• **Material for this task**:

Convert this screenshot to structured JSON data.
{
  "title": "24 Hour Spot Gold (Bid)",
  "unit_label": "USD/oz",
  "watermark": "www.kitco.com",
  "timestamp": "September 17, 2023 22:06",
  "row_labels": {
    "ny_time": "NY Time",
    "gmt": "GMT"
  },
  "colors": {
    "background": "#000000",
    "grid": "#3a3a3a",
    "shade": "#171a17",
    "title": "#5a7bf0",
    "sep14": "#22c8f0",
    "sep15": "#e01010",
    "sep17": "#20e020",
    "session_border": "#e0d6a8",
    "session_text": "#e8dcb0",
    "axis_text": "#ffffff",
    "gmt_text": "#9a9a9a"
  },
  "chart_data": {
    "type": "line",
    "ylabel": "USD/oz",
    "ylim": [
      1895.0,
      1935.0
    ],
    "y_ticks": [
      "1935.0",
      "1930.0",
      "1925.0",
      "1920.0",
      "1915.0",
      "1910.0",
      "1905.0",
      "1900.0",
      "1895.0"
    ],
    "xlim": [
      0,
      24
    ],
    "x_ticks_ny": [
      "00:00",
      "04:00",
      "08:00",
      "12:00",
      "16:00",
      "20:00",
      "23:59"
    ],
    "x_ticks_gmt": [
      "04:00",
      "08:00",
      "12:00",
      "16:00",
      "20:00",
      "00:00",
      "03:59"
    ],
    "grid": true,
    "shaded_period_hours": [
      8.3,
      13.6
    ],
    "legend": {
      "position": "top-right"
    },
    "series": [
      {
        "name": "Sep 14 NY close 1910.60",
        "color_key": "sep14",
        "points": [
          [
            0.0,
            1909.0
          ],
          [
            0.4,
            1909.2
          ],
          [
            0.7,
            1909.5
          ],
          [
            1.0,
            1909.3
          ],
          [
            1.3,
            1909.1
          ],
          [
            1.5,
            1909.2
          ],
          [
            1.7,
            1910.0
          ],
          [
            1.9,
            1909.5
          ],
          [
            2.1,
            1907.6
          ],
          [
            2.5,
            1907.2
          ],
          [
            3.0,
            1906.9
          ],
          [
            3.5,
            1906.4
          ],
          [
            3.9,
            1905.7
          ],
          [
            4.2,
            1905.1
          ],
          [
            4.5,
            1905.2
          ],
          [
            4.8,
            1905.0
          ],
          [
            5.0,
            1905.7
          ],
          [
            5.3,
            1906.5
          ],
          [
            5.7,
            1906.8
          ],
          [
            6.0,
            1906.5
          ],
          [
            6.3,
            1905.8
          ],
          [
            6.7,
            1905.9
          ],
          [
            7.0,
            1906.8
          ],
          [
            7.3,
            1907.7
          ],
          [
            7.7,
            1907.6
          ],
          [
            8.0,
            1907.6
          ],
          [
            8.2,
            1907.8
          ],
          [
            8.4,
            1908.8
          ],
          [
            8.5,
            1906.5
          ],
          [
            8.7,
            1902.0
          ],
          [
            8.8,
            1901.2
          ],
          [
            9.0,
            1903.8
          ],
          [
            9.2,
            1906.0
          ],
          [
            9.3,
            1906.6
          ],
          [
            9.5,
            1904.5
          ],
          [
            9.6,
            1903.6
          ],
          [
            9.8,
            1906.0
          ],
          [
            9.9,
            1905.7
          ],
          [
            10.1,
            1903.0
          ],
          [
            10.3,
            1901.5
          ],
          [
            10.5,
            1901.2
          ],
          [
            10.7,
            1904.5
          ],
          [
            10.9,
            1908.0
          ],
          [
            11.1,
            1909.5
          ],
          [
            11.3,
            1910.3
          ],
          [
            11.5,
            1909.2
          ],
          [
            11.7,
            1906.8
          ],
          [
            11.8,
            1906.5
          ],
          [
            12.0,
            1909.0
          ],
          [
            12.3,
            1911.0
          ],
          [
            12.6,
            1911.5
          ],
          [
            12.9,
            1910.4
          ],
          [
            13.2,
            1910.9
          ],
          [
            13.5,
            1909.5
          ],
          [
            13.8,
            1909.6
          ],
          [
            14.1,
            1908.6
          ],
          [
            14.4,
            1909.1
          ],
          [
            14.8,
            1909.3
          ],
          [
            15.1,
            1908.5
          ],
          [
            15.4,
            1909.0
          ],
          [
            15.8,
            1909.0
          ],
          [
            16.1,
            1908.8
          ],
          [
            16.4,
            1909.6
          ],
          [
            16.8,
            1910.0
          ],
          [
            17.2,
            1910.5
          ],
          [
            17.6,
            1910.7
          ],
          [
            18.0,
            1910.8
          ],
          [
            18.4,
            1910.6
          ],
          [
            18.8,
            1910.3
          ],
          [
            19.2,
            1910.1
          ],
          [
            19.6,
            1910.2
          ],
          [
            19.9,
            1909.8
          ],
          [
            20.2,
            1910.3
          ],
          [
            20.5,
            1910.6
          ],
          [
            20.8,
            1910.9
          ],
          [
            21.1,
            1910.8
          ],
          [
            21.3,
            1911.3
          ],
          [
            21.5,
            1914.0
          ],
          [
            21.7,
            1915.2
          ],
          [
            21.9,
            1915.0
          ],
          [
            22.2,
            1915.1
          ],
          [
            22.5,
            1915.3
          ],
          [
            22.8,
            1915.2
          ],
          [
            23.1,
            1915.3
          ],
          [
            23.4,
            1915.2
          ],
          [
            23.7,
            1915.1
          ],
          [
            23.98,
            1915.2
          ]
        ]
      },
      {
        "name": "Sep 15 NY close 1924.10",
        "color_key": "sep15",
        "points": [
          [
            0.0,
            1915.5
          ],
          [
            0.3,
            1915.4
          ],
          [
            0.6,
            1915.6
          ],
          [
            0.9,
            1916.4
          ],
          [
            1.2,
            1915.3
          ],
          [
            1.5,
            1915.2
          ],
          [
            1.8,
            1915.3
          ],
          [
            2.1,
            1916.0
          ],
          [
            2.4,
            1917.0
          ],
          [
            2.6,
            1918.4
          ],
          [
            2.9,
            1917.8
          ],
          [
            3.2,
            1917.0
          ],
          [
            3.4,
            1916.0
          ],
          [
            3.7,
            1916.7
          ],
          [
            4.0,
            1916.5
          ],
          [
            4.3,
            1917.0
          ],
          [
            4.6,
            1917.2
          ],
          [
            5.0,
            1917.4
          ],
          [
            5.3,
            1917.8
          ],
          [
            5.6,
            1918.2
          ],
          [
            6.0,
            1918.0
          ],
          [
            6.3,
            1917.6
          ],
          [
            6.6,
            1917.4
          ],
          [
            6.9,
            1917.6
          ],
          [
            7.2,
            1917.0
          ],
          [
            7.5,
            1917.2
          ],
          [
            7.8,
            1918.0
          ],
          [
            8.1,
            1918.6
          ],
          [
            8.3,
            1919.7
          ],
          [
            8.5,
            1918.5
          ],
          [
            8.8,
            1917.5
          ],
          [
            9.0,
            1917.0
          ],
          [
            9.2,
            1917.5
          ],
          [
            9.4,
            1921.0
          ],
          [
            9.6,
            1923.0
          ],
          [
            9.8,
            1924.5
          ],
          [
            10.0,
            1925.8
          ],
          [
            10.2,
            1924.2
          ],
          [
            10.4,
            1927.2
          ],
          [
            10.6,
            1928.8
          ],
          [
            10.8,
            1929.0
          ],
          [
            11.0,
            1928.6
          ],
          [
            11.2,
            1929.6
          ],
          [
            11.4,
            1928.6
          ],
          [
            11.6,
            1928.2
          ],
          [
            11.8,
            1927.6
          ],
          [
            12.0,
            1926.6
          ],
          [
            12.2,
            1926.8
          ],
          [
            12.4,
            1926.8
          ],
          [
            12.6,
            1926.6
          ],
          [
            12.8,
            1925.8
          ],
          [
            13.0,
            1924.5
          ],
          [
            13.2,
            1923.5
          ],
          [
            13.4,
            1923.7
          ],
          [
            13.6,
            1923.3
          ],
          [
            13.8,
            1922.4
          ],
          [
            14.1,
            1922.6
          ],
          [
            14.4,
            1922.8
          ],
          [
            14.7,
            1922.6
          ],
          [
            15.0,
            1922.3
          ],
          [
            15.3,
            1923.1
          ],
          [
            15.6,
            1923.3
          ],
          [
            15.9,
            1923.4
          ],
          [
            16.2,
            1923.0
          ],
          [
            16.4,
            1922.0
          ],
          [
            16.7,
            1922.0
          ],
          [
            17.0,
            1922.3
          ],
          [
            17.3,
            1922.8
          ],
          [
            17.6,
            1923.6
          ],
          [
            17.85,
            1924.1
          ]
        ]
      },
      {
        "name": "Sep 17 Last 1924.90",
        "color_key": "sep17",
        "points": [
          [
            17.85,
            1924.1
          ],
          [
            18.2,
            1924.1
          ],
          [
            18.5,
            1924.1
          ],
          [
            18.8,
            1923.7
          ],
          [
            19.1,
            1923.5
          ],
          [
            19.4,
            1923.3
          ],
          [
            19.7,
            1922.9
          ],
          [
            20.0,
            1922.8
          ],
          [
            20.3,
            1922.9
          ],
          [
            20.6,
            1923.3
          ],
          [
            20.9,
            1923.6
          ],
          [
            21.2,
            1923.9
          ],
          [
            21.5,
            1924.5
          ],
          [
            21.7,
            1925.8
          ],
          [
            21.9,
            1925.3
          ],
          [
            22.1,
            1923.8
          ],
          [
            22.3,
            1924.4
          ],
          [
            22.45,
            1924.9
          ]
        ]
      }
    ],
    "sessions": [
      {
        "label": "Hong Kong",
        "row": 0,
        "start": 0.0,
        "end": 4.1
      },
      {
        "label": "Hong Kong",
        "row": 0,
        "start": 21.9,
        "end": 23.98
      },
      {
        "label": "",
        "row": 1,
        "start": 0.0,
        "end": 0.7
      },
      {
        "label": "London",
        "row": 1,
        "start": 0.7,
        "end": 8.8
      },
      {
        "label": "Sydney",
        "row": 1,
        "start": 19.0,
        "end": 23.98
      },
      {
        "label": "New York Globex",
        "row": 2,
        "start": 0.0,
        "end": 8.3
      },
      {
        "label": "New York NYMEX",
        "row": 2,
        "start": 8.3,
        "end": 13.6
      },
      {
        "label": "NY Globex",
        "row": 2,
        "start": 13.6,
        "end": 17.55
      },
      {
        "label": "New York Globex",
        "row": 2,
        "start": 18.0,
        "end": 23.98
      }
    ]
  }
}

• **Task brief**:
Identify and extract each line of the listing that contains "close".

• **Answer to the exercise**:
        "name": "Sep 14 NY close 1910.60",
        "name": "Sep 15 NY close 1924.10",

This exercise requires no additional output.